Exercise
Search the material below for the string "JSON" and list each line that holds it.

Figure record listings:
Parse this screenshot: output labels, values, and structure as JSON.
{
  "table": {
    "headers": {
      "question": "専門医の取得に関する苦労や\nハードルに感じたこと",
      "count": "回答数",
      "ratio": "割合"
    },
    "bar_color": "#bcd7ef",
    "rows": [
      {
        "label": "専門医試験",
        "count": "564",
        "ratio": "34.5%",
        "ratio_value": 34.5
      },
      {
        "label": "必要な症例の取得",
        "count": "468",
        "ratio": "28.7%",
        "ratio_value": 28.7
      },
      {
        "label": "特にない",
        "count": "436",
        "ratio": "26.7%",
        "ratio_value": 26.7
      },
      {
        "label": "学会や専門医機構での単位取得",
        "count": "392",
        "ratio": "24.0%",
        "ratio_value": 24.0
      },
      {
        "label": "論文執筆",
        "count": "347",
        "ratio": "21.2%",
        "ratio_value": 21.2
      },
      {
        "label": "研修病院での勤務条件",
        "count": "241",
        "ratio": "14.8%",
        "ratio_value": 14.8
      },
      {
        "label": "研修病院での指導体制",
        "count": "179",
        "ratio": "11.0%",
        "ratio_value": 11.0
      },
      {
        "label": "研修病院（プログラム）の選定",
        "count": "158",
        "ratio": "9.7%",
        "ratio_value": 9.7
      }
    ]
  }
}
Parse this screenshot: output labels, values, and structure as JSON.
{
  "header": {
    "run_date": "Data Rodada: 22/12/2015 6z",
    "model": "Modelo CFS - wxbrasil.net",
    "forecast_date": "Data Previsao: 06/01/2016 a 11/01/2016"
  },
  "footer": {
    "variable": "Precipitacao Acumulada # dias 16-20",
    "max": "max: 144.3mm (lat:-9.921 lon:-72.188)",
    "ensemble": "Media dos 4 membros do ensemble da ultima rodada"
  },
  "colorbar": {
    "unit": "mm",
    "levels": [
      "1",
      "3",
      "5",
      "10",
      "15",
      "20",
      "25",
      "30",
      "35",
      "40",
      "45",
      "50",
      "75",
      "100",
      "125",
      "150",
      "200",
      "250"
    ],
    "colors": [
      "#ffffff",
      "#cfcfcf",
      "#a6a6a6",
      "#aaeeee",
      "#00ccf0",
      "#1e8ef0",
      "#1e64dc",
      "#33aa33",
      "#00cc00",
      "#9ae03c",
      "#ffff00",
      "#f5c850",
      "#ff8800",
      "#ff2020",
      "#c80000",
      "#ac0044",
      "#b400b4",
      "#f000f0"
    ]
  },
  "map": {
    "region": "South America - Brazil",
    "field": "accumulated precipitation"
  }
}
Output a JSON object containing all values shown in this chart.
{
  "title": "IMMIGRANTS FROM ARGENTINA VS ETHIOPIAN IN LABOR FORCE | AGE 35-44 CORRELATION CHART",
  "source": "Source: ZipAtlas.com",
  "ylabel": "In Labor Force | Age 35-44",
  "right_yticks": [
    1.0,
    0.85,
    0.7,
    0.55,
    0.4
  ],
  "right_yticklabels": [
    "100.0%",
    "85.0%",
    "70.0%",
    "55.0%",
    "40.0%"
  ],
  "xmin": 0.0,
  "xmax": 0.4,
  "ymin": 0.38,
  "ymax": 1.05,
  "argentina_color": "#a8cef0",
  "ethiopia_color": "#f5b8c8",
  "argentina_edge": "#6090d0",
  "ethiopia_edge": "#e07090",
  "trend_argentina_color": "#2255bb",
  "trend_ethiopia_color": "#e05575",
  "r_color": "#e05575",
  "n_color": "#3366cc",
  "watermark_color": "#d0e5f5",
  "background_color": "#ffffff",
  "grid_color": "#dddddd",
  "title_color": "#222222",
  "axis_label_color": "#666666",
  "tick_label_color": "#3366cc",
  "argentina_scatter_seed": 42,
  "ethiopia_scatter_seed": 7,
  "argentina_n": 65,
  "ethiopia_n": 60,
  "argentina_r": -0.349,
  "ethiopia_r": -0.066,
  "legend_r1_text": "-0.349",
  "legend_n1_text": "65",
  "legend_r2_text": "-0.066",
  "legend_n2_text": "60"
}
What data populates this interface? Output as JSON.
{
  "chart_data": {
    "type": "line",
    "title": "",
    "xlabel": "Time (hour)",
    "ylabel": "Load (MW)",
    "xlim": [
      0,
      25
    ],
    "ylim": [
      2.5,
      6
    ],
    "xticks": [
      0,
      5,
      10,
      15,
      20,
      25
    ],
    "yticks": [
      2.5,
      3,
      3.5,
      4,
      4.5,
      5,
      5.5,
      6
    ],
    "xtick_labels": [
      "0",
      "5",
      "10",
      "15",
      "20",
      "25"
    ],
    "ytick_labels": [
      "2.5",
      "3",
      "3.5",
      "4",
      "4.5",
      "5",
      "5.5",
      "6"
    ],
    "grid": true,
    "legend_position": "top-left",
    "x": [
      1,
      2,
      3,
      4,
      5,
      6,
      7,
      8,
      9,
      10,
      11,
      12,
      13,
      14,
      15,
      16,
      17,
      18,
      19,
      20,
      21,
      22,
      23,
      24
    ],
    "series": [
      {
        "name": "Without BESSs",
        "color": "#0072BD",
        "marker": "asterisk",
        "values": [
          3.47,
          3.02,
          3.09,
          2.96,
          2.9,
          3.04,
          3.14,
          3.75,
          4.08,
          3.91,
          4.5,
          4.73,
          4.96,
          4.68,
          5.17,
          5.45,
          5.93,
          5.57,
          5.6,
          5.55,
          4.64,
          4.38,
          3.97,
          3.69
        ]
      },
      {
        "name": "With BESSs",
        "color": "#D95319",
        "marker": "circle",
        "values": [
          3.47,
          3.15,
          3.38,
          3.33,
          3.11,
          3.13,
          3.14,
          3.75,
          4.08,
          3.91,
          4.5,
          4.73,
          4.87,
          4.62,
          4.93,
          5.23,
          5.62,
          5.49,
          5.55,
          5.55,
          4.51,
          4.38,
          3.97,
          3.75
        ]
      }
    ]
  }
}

Expected answer
Parse this screenshot: output labels, values, and structure as JSON.
Parse this screenshot: output labels, values, and structure as JSON.
Output a JSON object containing all values shown in this chart.
What data populates this interface? Output as JSON.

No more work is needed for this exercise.